**Stated problem**
Arrange the lines from the start through the line that contains "profile-face-icon (930, 1744, 1010, 1824)" as a numbered list, leaving out any blank lines.

# # #

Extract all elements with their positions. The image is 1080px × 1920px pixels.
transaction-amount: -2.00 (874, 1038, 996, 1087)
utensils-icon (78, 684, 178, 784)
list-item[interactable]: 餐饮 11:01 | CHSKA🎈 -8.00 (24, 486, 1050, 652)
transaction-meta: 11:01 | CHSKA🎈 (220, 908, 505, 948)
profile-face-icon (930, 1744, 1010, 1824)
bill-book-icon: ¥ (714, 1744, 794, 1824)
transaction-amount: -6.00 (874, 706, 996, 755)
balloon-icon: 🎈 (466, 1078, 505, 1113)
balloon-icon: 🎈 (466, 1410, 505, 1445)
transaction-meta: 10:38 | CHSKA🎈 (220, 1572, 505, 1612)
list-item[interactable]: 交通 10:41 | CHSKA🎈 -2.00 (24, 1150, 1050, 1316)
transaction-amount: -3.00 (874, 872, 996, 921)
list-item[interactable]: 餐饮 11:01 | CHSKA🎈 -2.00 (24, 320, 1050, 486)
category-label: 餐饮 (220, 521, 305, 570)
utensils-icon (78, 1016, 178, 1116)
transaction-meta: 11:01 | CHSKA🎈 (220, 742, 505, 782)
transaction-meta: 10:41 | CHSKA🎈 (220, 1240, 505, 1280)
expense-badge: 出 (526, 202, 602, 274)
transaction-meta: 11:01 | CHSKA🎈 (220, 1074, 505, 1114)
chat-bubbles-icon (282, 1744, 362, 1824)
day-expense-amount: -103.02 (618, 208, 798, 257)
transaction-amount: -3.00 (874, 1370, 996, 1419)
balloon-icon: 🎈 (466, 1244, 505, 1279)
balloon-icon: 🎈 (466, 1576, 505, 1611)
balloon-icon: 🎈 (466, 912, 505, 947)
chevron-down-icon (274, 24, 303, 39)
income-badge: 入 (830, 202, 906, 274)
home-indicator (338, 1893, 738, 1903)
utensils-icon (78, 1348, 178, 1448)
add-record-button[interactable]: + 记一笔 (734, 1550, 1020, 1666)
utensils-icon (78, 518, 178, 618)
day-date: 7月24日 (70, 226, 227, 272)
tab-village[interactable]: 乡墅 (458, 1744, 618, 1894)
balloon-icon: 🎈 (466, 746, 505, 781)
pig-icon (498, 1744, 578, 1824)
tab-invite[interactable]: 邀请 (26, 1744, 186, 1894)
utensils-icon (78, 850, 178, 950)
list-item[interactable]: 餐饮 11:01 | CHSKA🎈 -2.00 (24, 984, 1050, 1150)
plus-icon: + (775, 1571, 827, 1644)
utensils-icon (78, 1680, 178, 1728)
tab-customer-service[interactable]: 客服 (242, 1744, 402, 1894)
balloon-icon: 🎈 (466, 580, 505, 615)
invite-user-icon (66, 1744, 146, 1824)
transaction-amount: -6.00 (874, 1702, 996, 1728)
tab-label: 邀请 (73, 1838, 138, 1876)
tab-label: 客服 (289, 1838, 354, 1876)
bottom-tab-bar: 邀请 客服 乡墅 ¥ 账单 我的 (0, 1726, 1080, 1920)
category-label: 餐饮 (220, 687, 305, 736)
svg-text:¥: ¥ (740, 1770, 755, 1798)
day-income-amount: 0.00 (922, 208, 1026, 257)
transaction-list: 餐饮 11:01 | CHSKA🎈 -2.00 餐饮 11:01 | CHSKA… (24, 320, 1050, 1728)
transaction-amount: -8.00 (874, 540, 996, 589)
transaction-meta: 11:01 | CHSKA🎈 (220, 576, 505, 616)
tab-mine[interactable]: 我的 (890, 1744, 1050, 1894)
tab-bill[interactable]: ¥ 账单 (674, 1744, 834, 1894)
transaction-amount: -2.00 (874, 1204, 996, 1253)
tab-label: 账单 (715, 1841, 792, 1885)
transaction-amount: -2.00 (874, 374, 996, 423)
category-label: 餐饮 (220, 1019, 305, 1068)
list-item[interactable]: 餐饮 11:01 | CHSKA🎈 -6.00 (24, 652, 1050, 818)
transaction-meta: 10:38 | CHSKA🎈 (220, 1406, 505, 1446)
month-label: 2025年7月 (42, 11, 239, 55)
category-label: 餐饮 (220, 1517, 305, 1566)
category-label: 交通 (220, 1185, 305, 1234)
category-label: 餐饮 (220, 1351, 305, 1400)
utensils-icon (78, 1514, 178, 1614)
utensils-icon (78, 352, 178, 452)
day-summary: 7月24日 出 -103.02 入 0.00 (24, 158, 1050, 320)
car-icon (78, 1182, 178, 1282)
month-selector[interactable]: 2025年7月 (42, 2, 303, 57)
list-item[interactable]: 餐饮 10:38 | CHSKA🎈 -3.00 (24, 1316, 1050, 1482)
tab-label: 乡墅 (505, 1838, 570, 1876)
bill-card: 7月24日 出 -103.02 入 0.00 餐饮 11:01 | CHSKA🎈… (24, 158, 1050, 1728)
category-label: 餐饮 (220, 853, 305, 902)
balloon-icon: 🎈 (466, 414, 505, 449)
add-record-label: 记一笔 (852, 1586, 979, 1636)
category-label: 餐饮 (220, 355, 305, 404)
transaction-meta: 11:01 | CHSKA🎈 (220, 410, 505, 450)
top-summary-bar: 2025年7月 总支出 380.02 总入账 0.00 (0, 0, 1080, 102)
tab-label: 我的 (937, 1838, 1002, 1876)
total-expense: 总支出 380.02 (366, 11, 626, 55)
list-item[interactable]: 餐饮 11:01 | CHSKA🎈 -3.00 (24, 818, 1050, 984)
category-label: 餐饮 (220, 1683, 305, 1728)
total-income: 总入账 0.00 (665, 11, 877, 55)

# # #

**Correct output**
1. Extract all elements with their positions. The image is 1080px × 1920px pixels.
2. transaction-amount: -2.00 (874, 1038, 996, 1087)
3. utensils-icon (78, 684, 178, 784)
4. list-item[interactable]: 餐饮 11:01 | CHSKA🎈 -8.00 (24, 486, 1050, 652)
5. transaction-meta: 11:01 | CHSKA🎈 (220, 908, 505, 948)
6. profile-face-icon (930, 1744, 1010, 1824)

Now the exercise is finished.